WHAT IS EXPECTED — Pick out each line containing the string "name" and copy it.

Rows from a figure dataset —
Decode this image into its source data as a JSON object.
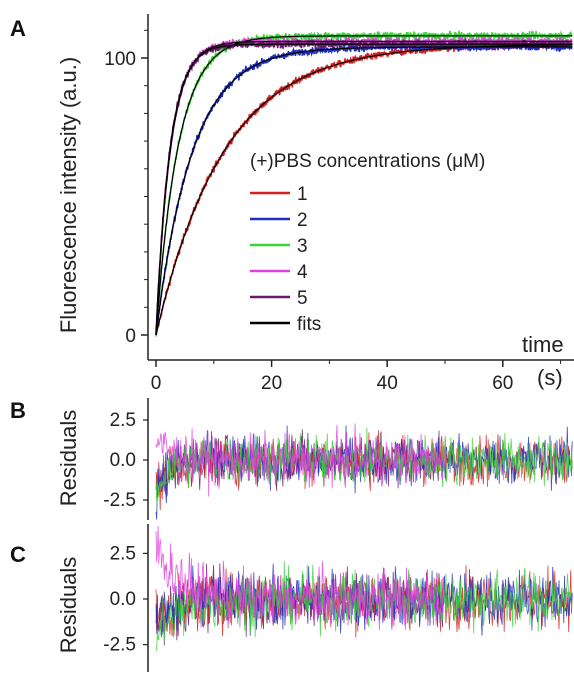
{
  "chart_data": [
    {
      "panel": "A",
      "type": "line",
      "ylabel": "Fluorescence intensity (a.u.)",
      "xlabel_right": "time",
      "xunit": "(s)",
      "xticks": [
        0,
        20,
        40,
        60
      ],
      "yticks": [
        0,
        100
      ],
      "xlim": [
        -1,
        71
      ],
      "ylim": [
        -5,
        116
      ],
      "legend": {
        "title": "(+)PBS concentrations (μM)",
        "placement": "center-right"
      },
      "series": [
        {
          "name": "1",
          "color": "#d42020",
          "plateau": 105,
          "rate": 0.085
        },
        {
          "name": "2",
          "color": "#1f2fb8",
          "plateau": 104,
          "rate": 0.16
        },
        {
          "name": "3",
          "color": "#3ad43a",
          "plateau": 108,
          "rate": 0.26
        },
        {
          "name": "4",
          "color": "#e040e0",
          "plateau": 106,
          "rate": 0.4
        },
        {
          "name": "5",
          "color": "#6b1a6b",
          "plateau": 105,
          "rate": 0.42
        },
        {
          "name": "fits",
          "color": "#000000"
        }
      ]
    },
    {
      "panel": "B",
      "type": "line",
      "ylabel": "Residuals",
      "yticks": [
        "2.5",
        "0.0",
        "-2.5"
      ],
      "ylim": [
        -4,
        4
      ]
    },
    {
      "panel": "C",
      "type": "line",
      "ylabel": "Residuals",
      "yticks": [
        "2.5",
        "0.0",
        "-2.5"
      ],
      "ylim": [
        -4,
        4
      ]
    }
  ]
}
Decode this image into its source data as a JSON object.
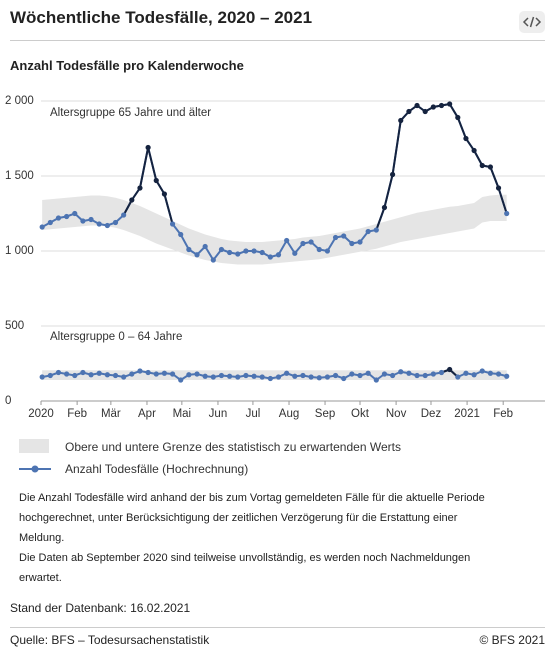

RESULT FOR THIS EXERCISE —
          "name": "1",
          "name": "2",
          "name": "3",
          "name": "4",
          "name": "5",
          "name": "fits",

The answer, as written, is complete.